Omit every picture while repeating the entries exactly.

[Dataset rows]
=======

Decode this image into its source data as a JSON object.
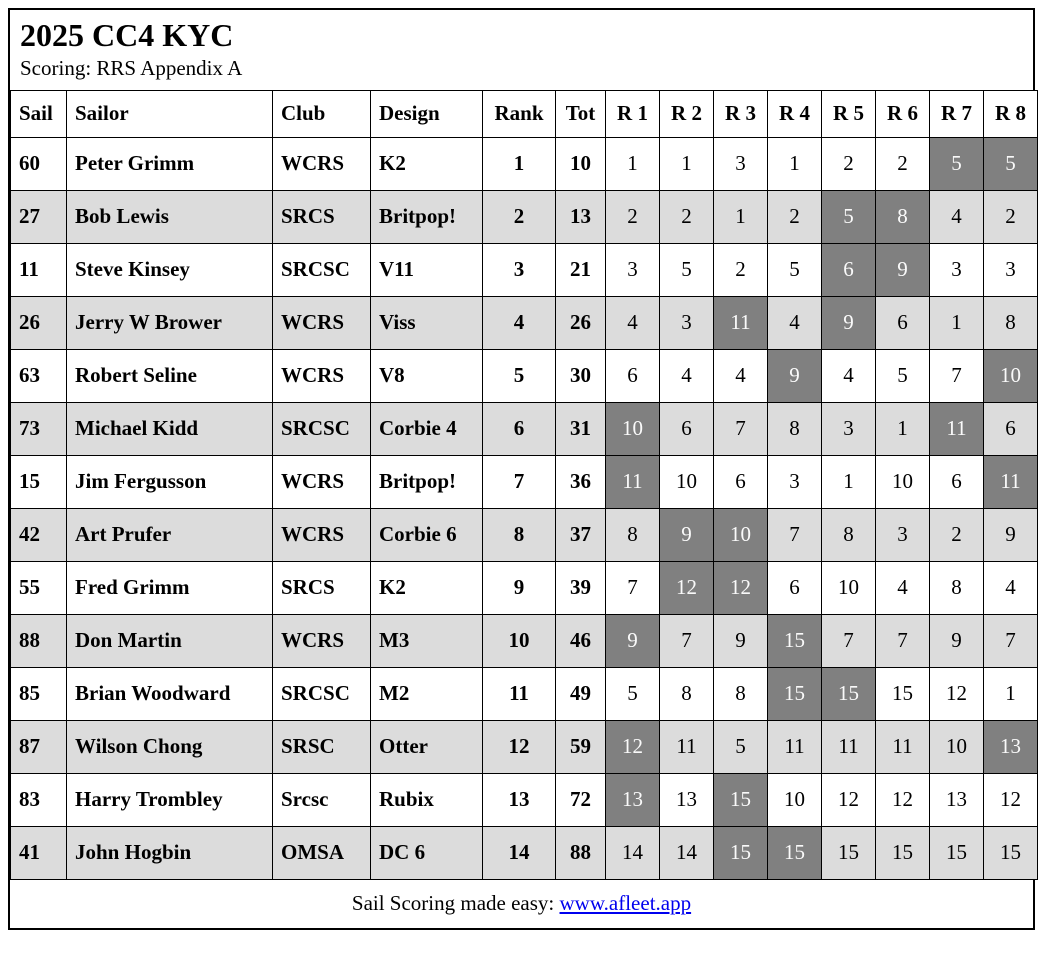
{
  "page": {
    "title": "2025 CC4 KYC",
    "subtitle": "Scoring: RRS Appendix A"
  },
  "table": {
    "columns": [
      "Sail",
      "Sailor",
      "Club",
      "Design",
      "Rank",
      "Tot",
      "R 1",
      "R 2",
      "R 3",
      "R 4",
      "R 5",
      "R 6",
      "R 7",
      "R 8"
    ],
    "rows": [
      {
        "sail": "60",
        "sailor": "Peter Grimm",
        "club": "WCRS",
        "design": "K2",
        "rank": "1",
        "tot": "10",
        "scores": [
          "1",
          "1",
          "3",
          "1",
          "2",
          "2",
          "5",
          "5"
        ],
        "discard_races": [
          7,
          8
        ]
      },
      {
        "sail": "27",
        "sailor": "Bob Lewis",
        "club": "SRCS",
        "design": "Britpop!",
        "rank": "2",
        "tot": "13",
        "scores": [
          "2",
          "2",
          "1",
          "2",
          "5",
          "8",
          "4",
          "2"
        ],
        "discard_races": [
          5,
          6
        ]
      },
      {
        "sail": "11",
        "sailor": "Steve Kinsey",
        "club": "SRCSC",
        "design": "V11",
        "rank": "3",
        "tot": "21",
        "scores": [
          "3",
          "5",
          "2",
          "5",
          "6",
          "9",
          "3",
          "3"
        ],
        "discard_races": [
          5,
          6
        ]
      },
      {
        "sail": "26",
        "sailor": "Jerry W Brower",
        "club": "WCRS",
        "design": "Viss",
        "rank": "4",
        "tot": "26",
        "scores": [
          "4",
          "3",
          "11",
          "4",
          "9",
          "6",
          "1",
          "8"
        ],
        "discard_races": [
          3,
          5
        ]
      },
      {
        "sail": "63",
        "sailor": "Robert Seline",
        "club": "WCRS",
        "design": "V8",
        "rank": "5",
        "tot": "30",
        "scores": [
          "6",
          "4",
          "4",
          "9",
          "4",
          "5",
          "7",
          "10"
        ],
        "discard_races": [
          4,
          8
        ]
      },
      {
        "sail": "73",
        "sailor": "Michael Kidd",
        "club": "SRCSC",
        "design": "Corbie 4",
        "rank": "6",
        "tot": "31",
        "scores": [
          "10",
          "6",
          "7",
          "8",
          "3",
          "1",
          "11",
          "6"
        ],
        "discard_races": [
          1,
          7
        ]
      },
      {
        "sail": "15",
        "sailor": "Jim Fergusson",
        "club": "WCRS",
        "design": "Britpop!",
        "rank": "7",
        "tot": "36",
        "scores": [
          "11",
          "10",
          "6",
          "3",
          "1",
          "10",
          "6",
          "11"
        ],
        "discard_races": [
          1,
          8
        ]
      },
      {
        "sail": "42",
        "sailor": "Art Prufer",
        "club": "WCRS",
        "design": "Corbie 6",
        "rank": "8",
        "tot": "37",
        "scores": [
          "8",
          "9",
          "10",
          "7",
          "8",
          "3",
          "2",
          "9"
        ],
        "discard_races": [
          2,
          3
        ]
      },
      {
        "sail": "55",
        "sailor": "Fred Grimm",
        "club": "SRCS",
        "design": "K2",
        "rank": "9",
        "tot": "39",
        "scores": [
          "7",
          "12",
          "12",
          "6",
          "10",
          "4",
          "8",
          "4"
        ],
        "discard_races": [
          2,
          3
        ]
      },
      {
        "sail": "88",
        "sailor": "Don Martin",
        "club": "WCRS",
        "design": "M3",
        "rank": "10",
        "tot": "46",
        "scores": [
          "9",
          "7",
          "9",
          "15",
          "7",
          "7",
          "9",
          "7"
        ],
        "discard_races": [
          1,
          4
        ]
      },
      {
        "sail": "85",
        "sailor": "Brian Woodward",
        "club": "SRCSC",
        "design": "M2",
        "rank": "11",
        "tot": "49",
        "scores": [
          "5",
          "8",
          "8",
          "15",
          "15",
          "15",
          "12",
          "1"
        ],
        "discard_races": [
          4,
          5
        ]
      },
      {
        "sail": "87",
        "sailor": "Wilson Chong",
        "club": "SRSC",
        "design": "Otter",
        "rank": "12",
        "tot": "59",
        "scores": [
          "12",
          "11",
          "5",
          "11",
          "11",
          "11",
          "10",
          "13"
        ],
        "discard_races": [
          1,
          8
        ]
      },
      {
        "sail": "83",
        "sailor": "Harry Trombley",
        "club": "Srcsc",
        "design": "Rubix",
        "rank": "13",
        "tot": "72",
        "scores": [
          "13",
          "13",
          "15",
          "10",
          "12",
          "12",
          "13",
          "12"
        ],
        "discard_races": [
          1,
          3
        ]
      },
      {
        "sail": "41",
        "sailor": "John Hogbin",
        "club": "OMSA",
        "design": "DC 6",
        "rank": "14",
        "tot": "88",
        "scores": [
          "14",
          "14",
          "15",
          "15",
          "15",
          "15",
          "15",
          "15"
        ],
        "discard_races": [
          3,
          4
        ]
      }
    ]
  },
  "footer": {
    "text": "Sail Scoring made easy: ",
    "link": "www.afleet.app"
  },
  "colors": {
    "row_alt": "#dcdcdc",
    "discard_bg": "#808080",
    "discard_text": "#fafafa",
    "link": "#0000ee"
  }
}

=======

▶ **PROBLEM SOLUTION**
Decode this image into its source data as a JSON object.
{
  "page": {
    "title": "2025 CC4 KYC",
    "subtitle": "Scoring: RRS Appendix A"
  },
  "table": {
    "columns": [
      "Sail",
      "Sailor",
      "Club",
      "Design",
      "Rank",
      "Tot",
      "R 1",
      "R 2",
      "R 3",
      "R 4",
      "R 5",
      "R 6",
      "R 7",
      "R 8"
    ],
    "rows": [
      {
        "sail": "60",
        "sailor": "Peter Grimm",
        "club": "WCRS",
        "design": "K2",
        "rank": "1",
        "tot": "10",
        "scores": [
          "1",
          "1",
          "3",
          "1",
          "2",
          "2",
          "5",
          "5"
        ],
        "discard_races": [
          7,
          8
        ]
      },
      {
        "sail": "27",
        "sailor": "Bob Lewis",
        "club": "SRCS",
        "design": "Britpop!",
        "rank": "2",
        "tot": "13",
        "scores": [
          "2",
          "2",
          "1",
          "2",
          "5",
          "8",
          "4",
          "2"
        ],
        "discard_races": [
          5,
          6
        ]
      },
      {
        "sail": "11",
        "sailor": "Steve Kinsey",
        "club": "SRCSC",
        "design": "V11",
        "rank": "3",
        "tot": "21",
        "scores": [
          "3",
          "5",
          "2",
          "5",
          "6",
          "9",
          "3",
          "3"
        ],
        "discard_races": [
          5,
          6
        ]
      },
      {
        "sail": "26",
        "sailor": "Jerry W Brower",
        "club": "WCRS",
        "design": "Viss",
        "rank": "4",
        "tot": "26",
        "scores": [
          "4",
          "3",
          "11",
          "4",
          "9",
          "6",
          "1",
          "8"
        ],
        "discard_races": [
          3,
          5
        ]
      },
      {
        "sail": "63",
        "sailor": "Robert Seline",
        "club": "WCRS",
        "design": "V8",
        "rank": "5",
        "tot": "30",
        "scores": [
          "6",
          "4",
          "4",
          "9",
          "4",
          "5",
          "7",
          "10"
        ],
        "discard_races": [
          4,
          8
        ]
      },
      {
        "sail": "73",
        "sailor": "Michael Kidd",
        "club": "SRCSC",
        "design": "Corbie 4",
        "rank": "6",
        "tot": "31",
        "scores": [
          "10",
          "6",
          "7",
          "8",
          "3",
          "1",
          "11",
          "6"
        ],
        "discard_races": [
          1,
          7
        ]
      },
      {
        "sail": "15",
        "sailor": "Jim Fergusson",
        "club": "WCRS",
        "design": "Britpop!",
        "rank": "7",
        "tot": "36",
        "scores": [
          "11",
          "10",
          "6",
          "3",
          "1",
          "10",
          "6",
          "11"
        ],
        "discard_races": [
          1,
          8
        ]
      },
      {
        "sail": "42",
        "sailor": "Art Prufer",
        "club": "WCRS",
        "design": "Corbie 6",
        "rank": "8",
        "tot": "37",
        "scores": [
          "8",
          "9",
          "10",
          "7",
          "8",
          "3",
          "2",
          "9"
        ],
        "discard_races": [
          2,
          3
        ]
      },
      {
        "sail": "55",
        "sailor": "Fred Grimm",
        "club": "SRCS",
        "design": "K2",
        "rank": "9",
        "tot": "39",
        "scores": [
          "7",
          "12",
          "12",
          "6",
          "10",
          "4",
          "8",
          "4"
        ],
        "discard_races": [
          2,
          3
        ]
      },
      {
        "sail": "88",
        "sailor": "Don Martin",
        "club": "WCRS",
        "design": "M3",
        "rank": "10",
        "tot": "46",
        "scores": [
          "9",
          "7",
          "9",
          "15",
          "7",
          "7",
          "9",
          "7"
        ],
        "discard_races": [
          1,
          4
        ]
      },
      {
        "sail": "85",
        "sailor": "Brian Woodward",
        "club": "SRCSC",
        "design": "M2",
        "rank": "11",
        "tot": "49",
        "scores": [
          "5",
          "8",
          "8",
          "15",
          "15",
          "15",
          "12",
          "1"
        ],
        "discard_races": [
          4,
          5
        ]
      },
      {
        "sail": "87",
        "sailor": "Wilson Chong",
        "club": "SRSC",
        "design": "Otter",
        "rank": "12",
        "tot": "59",
        "scores": [
          "12",
          "11",
          "5",
          "11",
          "11",
          "11",
          "10",
          "13"
        ],
        "discard_races": [
          1,
          8
        ]
      },
      {
        "sail": "83",
        "sailor": "Harry Trombley",
        "club": "Srcsc",
        "design": "Rubix",
        "rank": "13",
        "tot": "72",
        "scores": [
          "13",
          "13",
          "15",
          "10",
          "12",
          "12",
          "13",
          "12"
        ],
        "discard_races": [
          1,
          3
        ]
      },
      {
        "sail": "41",
        "sailor": "John Hogbin",
        "club": "OMSA",
        "design": "DC 6",
        "rank": "14",
        "tot": "88",
        "scores": [
          "14",
          "14",
          "15",
          "15",
          "15",
          "15",
          "15",
          "15"
        ],
        "discard_races": [
          3,
          4
        ]
      }
    ]
  },
  "footer": {
    "text": "Sail Scoring made easy: ",
    "link": "www.afleet.app"
  },
  "colors": {
    "row_alt": "#dcdcdc",
    "discard_bg": "#808080",
    "discard_text": "#fafafa",
    "link": "#0000ee"
  }
}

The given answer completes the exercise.